- Exercise requirements:
Print all of the data exactly as written.

[Start of Given information]

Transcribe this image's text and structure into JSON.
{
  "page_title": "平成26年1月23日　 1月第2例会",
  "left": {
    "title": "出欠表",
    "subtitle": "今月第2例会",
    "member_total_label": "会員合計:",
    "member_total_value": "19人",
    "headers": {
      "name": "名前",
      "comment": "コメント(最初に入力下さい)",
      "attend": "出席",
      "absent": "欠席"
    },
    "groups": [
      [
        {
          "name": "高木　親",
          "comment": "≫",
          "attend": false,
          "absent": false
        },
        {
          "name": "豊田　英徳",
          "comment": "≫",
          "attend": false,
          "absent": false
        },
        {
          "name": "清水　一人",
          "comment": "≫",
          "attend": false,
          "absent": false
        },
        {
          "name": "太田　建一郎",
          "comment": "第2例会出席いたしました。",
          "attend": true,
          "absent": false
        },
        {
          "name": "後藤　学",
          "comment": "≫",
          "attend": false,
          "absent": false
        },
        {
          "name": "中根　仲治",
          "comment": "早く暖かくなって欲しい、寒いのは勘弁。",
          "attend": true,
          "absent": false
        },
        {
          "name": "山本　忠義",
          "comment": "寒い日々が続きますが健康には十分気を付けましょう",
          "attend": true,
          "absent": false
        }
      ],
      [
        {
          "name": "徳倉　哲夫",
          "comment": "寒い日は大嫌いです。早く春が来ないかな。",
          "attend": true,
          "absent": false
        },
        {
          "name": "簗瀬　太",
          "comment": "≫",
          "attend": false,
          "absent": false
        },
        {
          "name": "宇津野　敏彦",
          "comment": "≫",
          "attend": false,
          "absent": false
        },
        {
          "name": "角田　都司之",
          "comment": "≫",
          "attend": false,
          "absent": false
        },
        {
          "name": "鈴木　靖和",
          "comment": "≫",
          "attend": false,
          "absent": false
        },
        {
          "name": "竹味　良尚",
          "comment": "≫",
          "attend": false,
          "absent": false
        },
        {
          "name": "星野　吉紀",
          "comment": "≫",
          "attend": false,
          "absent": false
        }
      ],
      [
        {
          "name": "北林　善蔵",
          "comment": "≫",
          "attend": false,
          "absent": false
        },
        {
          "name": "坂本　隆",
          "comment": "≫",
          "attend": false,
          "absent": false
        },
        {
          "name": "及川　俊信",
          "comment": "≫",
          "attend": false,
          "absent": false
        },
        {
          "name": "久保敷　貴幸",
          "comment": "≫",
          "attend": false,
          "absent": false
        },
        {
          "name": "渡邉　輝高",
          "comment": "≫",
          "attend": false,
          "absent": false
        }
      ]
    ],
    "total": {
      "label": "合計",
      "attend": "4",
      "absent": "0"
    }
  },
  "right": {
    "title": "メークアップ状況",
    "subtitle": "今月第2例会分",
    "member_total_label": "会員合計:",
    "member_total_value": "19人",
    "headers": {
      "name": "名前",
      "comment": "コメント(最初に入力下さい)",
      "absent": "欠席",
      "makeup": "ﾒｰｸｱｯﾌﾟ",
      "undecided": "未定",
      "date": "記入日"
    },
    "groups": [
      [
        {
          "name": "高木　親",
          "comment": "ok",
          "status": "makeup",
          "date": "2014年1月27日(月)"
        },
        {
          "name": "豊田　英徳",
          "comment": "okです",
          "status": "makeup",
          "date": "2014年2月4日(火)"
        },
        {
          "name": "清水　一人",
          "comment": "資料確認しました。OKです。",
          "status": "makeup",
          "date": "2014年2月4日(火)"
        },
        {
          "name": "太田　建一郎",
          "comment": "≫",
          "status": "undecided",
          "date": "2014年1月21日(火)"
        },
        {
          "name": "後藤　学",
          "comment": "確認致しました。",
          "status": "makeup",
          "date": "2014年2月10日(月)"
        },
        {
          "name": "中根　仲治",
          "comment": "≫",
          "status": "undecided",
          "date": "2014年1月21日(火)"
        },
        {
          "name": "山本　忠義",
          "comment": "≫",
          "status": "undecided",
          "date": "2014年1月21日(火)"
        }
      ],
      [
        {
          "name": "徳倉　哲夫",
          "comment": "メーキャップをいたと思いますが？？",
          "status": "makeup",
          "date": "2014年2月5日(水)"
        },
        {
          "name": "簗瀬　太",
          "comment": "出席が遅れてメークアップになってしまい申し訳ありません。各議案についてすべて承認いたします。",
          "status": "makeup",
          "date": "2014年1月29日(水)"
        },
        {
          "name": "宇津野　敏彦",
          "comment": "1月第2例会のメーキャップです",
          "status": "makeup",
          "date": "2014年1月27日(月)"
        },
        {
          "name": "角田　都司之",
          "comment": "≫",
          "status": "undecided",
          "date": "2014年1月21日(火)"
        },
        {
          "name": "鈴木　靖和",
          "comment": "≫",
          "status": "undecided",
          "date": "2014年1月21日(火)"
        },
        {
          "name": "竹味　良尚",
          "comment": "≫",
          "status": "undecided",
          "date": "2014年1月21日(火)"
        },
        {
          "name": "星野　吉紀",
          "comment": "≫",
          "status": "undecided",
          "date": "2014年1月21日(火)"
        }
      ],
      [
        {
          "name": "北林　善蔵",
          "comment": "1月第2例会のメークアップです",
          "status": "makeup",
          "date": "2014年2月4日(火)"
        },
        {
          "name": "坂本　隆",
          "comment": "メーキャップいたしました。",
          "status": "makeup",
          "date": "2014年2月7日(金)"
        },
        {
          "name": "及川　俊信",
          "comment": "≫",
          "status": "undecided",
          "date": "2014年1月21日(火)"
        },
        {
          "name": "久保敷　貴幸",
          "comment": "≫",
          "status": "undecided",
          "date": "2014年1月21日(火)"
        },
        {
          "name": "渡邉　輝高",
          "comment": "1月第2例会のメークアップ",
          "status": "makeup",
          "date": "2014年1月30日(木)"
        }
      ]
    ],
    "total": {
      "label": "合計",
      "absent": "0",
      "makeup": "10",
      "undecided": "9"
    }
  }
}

[End of Given information]

- The response:
Transcribe this image's text and structure into JSON.
{
  "page_title": "平成26年1月23日　 1月第2例会",
  "left": {
    "title": "出欠表",
    "subtitle": "今月第2例会",
    "member_total_label": "会員合計:",
    "member_total_value": "19人",
    "headers": {
      "name": "名前",
      "comment": "コメント(最初に入力下さい)",
      "attend": "出席",
      "absent": "欠席"
    },
    "groups": [
      [
        {
          "name": "高木　親",
          "comment": "≫",
          "attend": false,
          "absent": false
        },
        {
          "name": "豊田　英徳",
          "comment": "≫",
          "attend": false,
          "absent": false
        },
        {
          "name": "清水　一人",
          "comment": "≫",
          "attend": false,
          "absent": false
        },
        {
          "name": "太田　建一郎",
          "comment": "第2例会出席いたしました。",
          "attend": true,
          "absent": false
        },
        {
          "name": "後藤　学",
          "comment": "≫",
          "attend": false,
          "absent": false
        },
        {
          "name": "中根　仲治",
          "comment": "早く暖かくなって欲しい、寒いのは勘弁。",
          "attend": true,
          "absent": false
        },
        {
          "name": "山本　忠義",
          "comment": "寒い日々が続きますが健康には十分気を付けましょう",
          "attend": true,
          "absent": false
        }
      ],
      [
        {
          "name": "徳倉　哲夫",
          "comment": "寒い日は大嫌いです。早く春が来ないかな。",
          "attend": true,
          "absent": false
        },
        {
          "name": "簗瀬　太",
          "comment": "≫",
          "attend": false,
          "absent": false
        },
        {
          "name": "宇津野　敏彦",
          "comment": "≫",
          "attend": false,
          "absent": false
        },
        {
          "name": "角田　都司之",
          "comment": "≫",
          "attend": false,
          "absent": false
        },
        {
          "name": "鈴木　靖和",
          "comment": "≫",
          "attend": false,
          "absent": false
        },
        {
          "name": "竹味　良尚",
          "comment": "≫",
          "attend": false,
          "absent": false
        },
        {
          "name": "星野　吉紀",
          "comment": "≫",
          "attend": false,
          "absent": false
        }
      ],
      [
        {
          "name": "北林　善蔵",
          "comment": "≫",
          "attend": false,
          "absent": false
        },
        {
          "name": "坂本　隆",
          "comment": "≫",
          "attend": false,
          "absent": false
        },
        {
          "name": "及川　俊信",
          "comment": "≫",
          "attend": false,
          "absent": false
        },
        {
          "name": "久保敷　貴幸",
          "comment": "≫",
          "attend": false,
          "absent": false
        },
        {
          "name": "渡邉　輝高",
          "comment": "≫",
          "attend": false,
          "absent": false
        }
      ]
    ],
    "total": {
      "label": "合計",
      "attend": "4",
      "absent": "0"
    }
  },
  "right": {
    "title": "メークアップ状況",
    "subtitle": "今月第2例会分",
    "member_total_label": "会員合計:",
    "member_total_value": "19人",
    "headers": {
      "name": "名前",
      "comment": "コメント(最初に入力下さい)",
      "absent": "欠席",
      "makeup": "ﾒｰｸｱｯﾌﾟ",
      "undecided": "未定",
      "date": "記入日"
    },
    "groups": [
      [
        {
          "name": "高木　親",
          "comment": "ok",
          "status": "makeup",
          "date": "2014年1月27日(月)"
        },
        {
          "name": "豊田　英徳",
          "comment": "okです",
          "status": "makeup",
          "date": "2014年2月4日(火)"
        },
        {
          "name": "清水　一人",
          "comment": "資料確認しました。OKです。",
          "status": "makeup",
          "date": "2014年2月4日(火)"
        },
        {
          "name": "太田　建一郎",
          "comment": "≫",
          "status": "undecided",
          "date": "2014年1月21日(火)"
        },
        {
          "name": "後藤　学",
          "comment": "確認致しました。",
          "status": "makeup",
          "date": "2014年2月10日(月)"
        },
        {
          "name": "中根　仲治",
          "comment": "≫",
          "status": "undecided",
          "date": "2014年1月21日(火)"
        },
        {
          "name": "山本　忠義",
          "comment": "≫",
          "status": "undecided",
          "date": "2014年1月21日(火)"
        }
      ],
      [
        {
          "name": "徳倉　哲夫",
          "comment": "メーキャップをいたと思いますが？？",
          "status": "makeup",
          "date": "2014年2月5日(水)"
        },
        {
          "name": "簗瀬　太",
          "comment": "出席が遅れてメークアップになってしまい申し訳ありません。各議案についてすべて承認いたします。",
          "status": "makeup",
          "date": "2014年1月29日(水)"
        },
        {
          "name": "宇津野　敏彦",
          "comment": "1月第2例会のメーキャップです",
          "status": "makeup",
          "date": "2014年1月27日(月)"
        },
        {
          "name": "角田　都司之",
          "comment": "≫",
          "status": "undecided",
          "date": "2014年1月21日(火)"
        },
        {
          "name": "鈴木　靖和",
          "comment": "≫",
          "status": "undecided",
          "date": "2014年1月21日(火)"
        },
        {
          "name": "竹味　良尚",
          "comment": "≫",
          "status": "undecided",
          "date": "2014年1月21日(火)"
        },
        {
          "name": "星野　吉紀",
          "comment": "≫",
          "status": "undecided",
          "date": "2014年1月21日(火)"
        }
      ],
      [
        {
          "name": "北林　善蔵",
          "comment": "1月第2例会のメークアップです",
          "status": "makeup",
          "date": "2014年2月4日(火)"
        },
        {
          "name": "坂本　隆",
          "comment": "メーキャップいたしました。",
          "status": "makeup",
          "date": "2014年2月7日(金)"
        },
        {
          "name": "及川　俊信",
          "comment": "≫",
          "status": "undecided",
          "date": "2014年1月21日(火)"
        },
        {
          "name": "久保敷　貴幸",
          "comment": "≫",
          "status": "undecided",
          "date": "2014年1月21日(火)"
        },
        {
          "name": "渡邉　輝高",
          "comment": "1月第2例会のメークアップ",
          "status": "makeup",
          "date": "2014年1月30日(木)"
        }
      ]
    ],
    "total": {
      "label": "合計",
      "absent": "0",
      "makeup": "10",
      "undecided": "9"
    }
  }
}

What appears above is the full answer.